++++ Entries shown
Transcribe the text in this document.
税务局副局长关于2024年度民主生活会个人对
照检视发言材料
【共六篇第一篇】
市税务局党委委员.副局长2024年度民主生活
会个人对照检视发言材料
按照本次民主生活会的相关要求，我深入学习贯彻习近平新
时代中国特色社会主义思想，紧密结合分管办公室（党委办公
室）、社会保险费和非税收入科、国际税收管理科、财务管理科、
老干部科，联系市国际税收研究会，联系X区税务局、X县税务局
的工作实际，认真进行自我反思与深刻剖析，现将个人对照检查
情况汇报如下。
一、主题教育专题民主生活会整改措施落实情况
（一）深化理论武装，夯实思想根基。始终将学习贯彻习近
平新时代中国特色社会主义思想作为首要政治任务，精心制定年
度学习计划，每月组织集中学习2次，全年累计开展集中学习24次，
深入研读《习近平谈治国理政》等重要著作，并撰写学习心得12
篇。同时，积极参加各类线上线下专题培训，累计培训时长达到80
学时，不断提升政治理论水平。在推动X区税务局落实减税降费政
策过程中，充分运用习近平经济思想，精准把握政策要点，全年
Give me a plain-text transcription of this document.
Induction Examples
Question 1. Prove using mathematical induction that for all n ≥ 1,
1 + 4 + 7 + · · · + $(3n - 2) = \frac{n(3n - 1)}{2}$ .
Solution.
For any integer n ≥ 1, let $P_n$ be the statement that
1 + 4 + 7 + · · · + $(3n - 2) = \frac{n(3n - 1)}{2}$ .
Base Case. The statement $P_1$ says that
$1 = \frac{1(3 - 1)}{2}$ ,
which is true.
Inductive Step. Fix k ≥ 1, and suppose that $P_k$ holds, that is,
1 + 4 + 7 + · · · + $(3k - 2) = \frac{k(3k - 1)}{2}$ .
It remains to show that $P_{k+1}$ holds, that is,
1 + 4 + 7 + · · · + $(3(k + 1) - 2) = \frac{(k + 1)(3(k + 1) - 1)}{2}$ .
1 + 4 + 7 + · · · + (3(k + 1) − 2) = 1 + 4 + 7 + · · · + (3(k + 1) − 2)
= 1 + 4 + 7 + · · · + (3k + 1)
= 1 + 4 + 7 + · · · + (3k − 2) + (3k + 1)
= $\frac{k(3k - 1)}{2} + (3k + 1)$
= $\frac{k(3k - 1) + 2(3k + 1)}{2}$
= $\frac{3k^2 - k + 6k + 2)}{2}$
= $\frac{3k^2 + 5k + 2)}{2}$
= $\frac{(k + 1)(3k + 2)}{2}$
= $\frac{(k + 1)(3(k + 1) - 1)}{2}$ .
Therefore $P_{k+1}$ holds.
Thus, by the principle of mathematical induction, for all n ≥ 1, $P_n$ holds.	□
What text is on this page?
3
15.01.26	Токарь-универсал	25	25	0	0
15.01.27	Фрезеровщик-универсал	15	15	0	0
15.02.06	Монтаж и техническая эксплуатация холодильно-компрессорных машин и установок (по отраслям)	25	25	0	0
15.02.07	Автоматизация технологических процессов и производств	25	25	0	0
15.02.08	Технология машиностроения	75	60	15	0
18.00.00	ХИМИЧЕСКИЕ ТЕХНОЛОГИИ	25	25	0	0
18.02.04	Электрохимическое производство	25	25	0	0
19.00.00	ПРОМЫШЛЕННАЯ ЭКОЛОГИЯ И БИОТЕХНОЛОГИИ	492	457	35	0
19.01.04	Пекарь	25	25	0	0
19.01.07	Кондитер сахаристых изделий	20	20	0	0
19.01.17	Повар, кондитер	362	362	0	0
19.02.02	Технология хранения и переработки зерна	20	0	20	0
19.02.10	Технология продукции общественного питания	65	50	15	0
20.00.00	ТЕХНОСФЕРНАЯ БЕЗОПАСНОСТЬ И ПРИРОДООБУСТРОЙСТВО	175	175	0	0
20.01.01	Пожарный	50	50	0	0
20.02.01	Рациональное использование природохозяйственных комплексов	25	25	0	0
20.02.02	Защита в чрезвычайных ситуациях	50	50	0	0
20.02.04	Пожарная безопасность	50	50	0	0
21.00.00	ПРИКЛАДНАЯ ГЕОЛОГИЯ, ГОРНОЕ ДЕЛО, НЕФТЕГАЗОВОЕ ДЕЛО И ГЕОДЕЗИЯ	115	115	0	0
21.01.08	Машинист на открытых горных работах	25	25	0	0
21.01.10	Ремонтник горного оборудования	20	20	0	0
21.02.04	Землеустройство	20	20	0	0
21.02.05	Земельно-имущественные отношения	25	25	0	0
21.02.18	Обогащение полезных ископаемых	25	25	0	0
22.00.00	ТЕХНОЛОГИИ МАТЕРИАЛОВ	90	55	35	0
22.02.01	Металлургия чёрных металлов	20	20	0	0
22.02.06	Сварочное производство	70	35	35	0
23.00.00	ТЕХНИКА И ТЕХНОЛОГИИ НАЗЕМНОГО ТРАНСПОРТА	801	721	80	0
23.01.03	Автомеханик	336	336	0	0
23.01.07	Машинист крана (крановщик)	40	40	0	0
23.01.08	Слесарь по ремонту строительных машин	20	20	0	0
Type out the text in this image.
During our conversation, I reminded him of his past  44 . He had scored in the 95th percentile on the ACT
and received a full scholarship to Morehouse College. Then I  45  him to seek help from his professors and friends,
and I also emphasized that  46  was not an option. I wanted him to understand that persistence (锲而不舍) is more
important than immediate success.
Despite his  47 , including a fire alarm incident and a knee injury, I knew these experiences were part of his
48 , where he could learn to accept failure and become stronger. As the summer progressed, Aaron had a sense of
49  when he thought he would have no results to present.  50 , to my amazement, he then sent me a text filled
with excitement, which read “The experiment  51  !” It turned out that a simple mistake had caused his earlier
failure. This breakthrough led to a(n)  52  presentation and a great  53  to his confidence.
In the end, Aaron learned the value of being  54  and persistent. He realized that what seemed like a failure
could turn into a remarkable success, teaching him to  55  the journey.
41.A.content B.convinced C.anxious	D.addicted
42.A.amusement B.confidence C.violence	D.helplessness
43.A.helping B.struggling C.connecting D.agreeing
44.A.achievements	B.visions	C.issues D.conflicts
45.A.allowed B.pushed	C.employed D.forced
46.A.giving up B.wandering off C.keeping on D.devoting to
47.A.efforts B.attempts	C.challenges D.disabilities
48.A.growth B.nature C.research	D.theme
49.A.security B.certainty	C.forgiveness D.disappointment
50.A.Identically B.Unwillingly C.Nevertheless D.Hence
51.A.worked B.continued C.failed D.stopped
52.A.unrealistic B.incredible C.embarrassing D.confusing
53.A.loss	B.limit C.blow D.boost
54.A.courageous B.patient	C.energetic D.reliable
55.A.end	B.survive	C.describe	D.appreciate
++++++++
**What the exercise asks**
Repeat every line of the data, exactly and in full.

**The solution**
Transcribe the text in this document.
税务局副局长关于2024年度民主生活会个人对
照检视发言材料
【共六篇第一篇】
市税务局党委委员.副局长2024年度民主生活
会个人对照检视发言材料
按照本次民主生活会的相关要求，我深入学习贯彻习近平新
时代中国特色社会主义思想，紧密结合分管办公室（党委办公
室）、社会保险费和非税收入科、国际税收管理科、财务管理科、
老干部科，联系市国际税收研究会，联系X区税务局、X县税务局
的工作实际，认真进行自我反思与深刻剖析，现将个人对照检查
情况汇报如下。
一、主题教育专题民主生活会整改措施落实情况
（一）深化理论武装，夯实思想根基。始终将学习贯彻习近
平新时代中国特色社会主义思想作为首要政治任务，精心制定年
度学习计划，每月组织集中学习2次，全年累计开展集中学习24次，
深入研读《习近平谈治国理政》等重要著作，并撰写学习心得12
篇。同时，积极参加各类线上线下专题培训，累计培训时长达到80
学时，不断提升政治理论水平。在推动X区税务局落实减税降费政
策过程中，充分运用习近平经济思想，精准把握政策要点，全年
Give me a plain-text transcription of this document.
Induction Examples
Question 1. Prove using mathematical induction that for all n ≥ 1,
1 + 4 + 7 + · · · + $(3n - 2) = \frac{n(3n - 1)}{2}$ .
Solution.
For any integer n ≥ 1, let $P_n$ be the statement that
1 + 4 + 7 + · · · + $(3n - 2) = \frac{n(3n - 1)}{2}$ .
Base Case. The statement $P_1$ says that
$1 = \frac{1(3 - 1)}{2}$ ,
which is true.
Inductive Step. Fix k ≥ 1, and suppose that $P_k$ holds, that is,
1 + 4 + 7 + · · · + $(3k - 2) = \frac{k(3k - 1)}{2}$ .
It remains to show that $P_{k+1}$ holds, that is,
1 + 4 + 7 + · · · + $(3(k + 1) - 2) = \frac{(k + 1)(3(k + 1) - 1)}{2}$ .
1 + 4 + 7 + · · · + (3(k + 1) − 2) = 1 + 4 + 7 + · · · + (3(k + 1) − 2)
= 1 + 4 + 7 + · · · + (3k + 1)
= 1 + 4 + 7 + · · · + (3k − 2) + (3k + 1)
= $\frac{k(3k - 1)}{2} + (3k + 1)$
= $\frac{k(3k - 1) + 2(3k + 1)}{2}$
= $\frac{3k^2 - k + 6k + 2)}{2}$
= $\frac{3k^2 + 5k + 2)}{2}$
= $\frac{(k + 1)(3k + 2)}{2}$
= $\frac{(k + 1)(3(k + 1) - 1)}{2}$ .
Therefore $P_{k+1}$ holds.
Thus, by the principle of mathematical induction, for all n ≥ 1, $P_n$ holds.	□
What text is on this page?
3
15.01.26	Токарь-универсал	25	25	0	0
15.01.27	Фрезеровщик-универсал	15	15	0	0
15.02.06	Монтаж и техническая эксплуатация холодильно-компрессорных машин и установок (по отраслям)	25	25	0	0
15.02.07	Автоматизация технологических процессов и производств	25	25	0	0
15.02.08	Технология машиностроения	75	60	15	0
18.00.00	ХИМИЧЕСКИЕ ТЕХНОЛОГИИ	25	25	0	0
18.02.04	Электрохимическое производство	25	25	0	0
19.00.00	ПРОМЫШЛЕННАЯ ЭКОЛОГИЯ И БИОТЕХНОЛОГИИ	492	457	35	0
19.01.04	Пекарь	25	25	0	0
19.01.07	Кондитер сахаристых изделий	20	20	0	0
19.01.17	Повар, кондитер	362	362	0	0
19.02.02	Технология хранения и переработки зерна	20	0	20	0
19.02.10	Технология продукции общественного питания	65	50	15	0
20.00.00	ТЕХНОСФЕРНАЯ БЕЗОПАСНОСТЬ И ПРИРОДООБУСТРОЙСТВО	175	175	0	0
20.01.01	Пожарный	50	50	0	0
20.02.01	Рациональное использование природохозяйственных комплексов	25	25	0	0
20.02.02	Защита в чрезвычайных ситуациях	50	50	0	0
20.02.04	Пожарная безопасность	50	50	0	0
21.00.00	ПРИКЛАДНАЯ ГЕОЛОГИЯ, ГОРНОЕ ДЕЛО, НЕФТЕГАЗОВОЕ ДЕЛО И ГЕОДЕЗИЯ	115	115	0	0
21.01.08	Машинист на открытых горных работах	25	25	0	0
21.01.10	Ремонтник горного оборудования	20	20	0	0
21.02.04	Землеустройство	20	20	0	0
21.02.05	Земельно-имущественные отношения	25	25	0	0
21.02.18	Обогащение полезных ископаемых	25	25	0	0
22.00.00	ТЕХНОЛОГИИ МАТЕРИАЛОВ	90	55	35	0
22.02.01	Металлургия чёрных металлов	20	20	0	0
22.02.06	Сварочное производство	70	35	35	0
23.00.00	ТЕХНИКА И ТЕХНОЛОГИИ НАЗЕМНОГО ТРАНСПОРТА	801	721	80	0
23.01.03	Автомеханик	336	336	0	0
23.01.07	Машинист крана (крановщик)	40	40	0	0
23.01.08	Слесарь по ремонту строительных машин	20	20	0	0
Type out the text in this image.
During our conversation, I reminded him of his past  44 . He had scored in the 95th percentile on the ACT
and received a full scholarship to Morehouse College. Then I  45  him to seek help from his professors and friends,
and I also emphasized that  46  was not an option. I wanted him to understand that persistence (锲而不舍) is more
important than immediate success.
Despite his  47 , including a fire alarm incident and a knee injury, I knew these experiences were part of his
48 , where he could learn to accept failure and become stronger. As the summer progressed, Aaron had a sense of
49  when he thought he would have no results to present.  50 , to my amazement, he then sent me a text filled
with excitement, which read “The experiment  51  !” It turned out that a simple mistake had caused his earlier
failure. This breakthrough led to a(n)  52  presentation and a great  53  to his confidence.
In the end, Aaron learned the value of being  54  and persistent. He realized that what seemed like a failure
could turn into a remarkable success, teaching him to  55  the journey.
41.A.content B.convinced C.anxious	D.addicted
42.A.amusement B.confidence C.violence	D.helplessness
43.A.helping B.struggling C.connecting D.agreeing
44.A.achievements	B.visions	C.issues D.conflicts
45.A.allowed B.pushed	C.employed D.forced
46.A.giving up B.wandering off C.keeping on D.devoting to
47.A.efforts B.attempts	C.challenges D.disabilities
48.A.growth B.nature C.research	D.theme
49.A.security B.certainty	C.forgiveness D.disappointment
50.A.Identically B.Unwillingly C.Nevertheless D.Hence
51.A.worked B.continued C.failed D.stopped
52.A.unrealistic B.incredible C.embarrassing D.confusing
53.A.loss	B.limit C.blow D.boost
54.A.courageous B.patient	C.energetic D.reliable
55.A.end	B.survive	C.describe	D.appreciate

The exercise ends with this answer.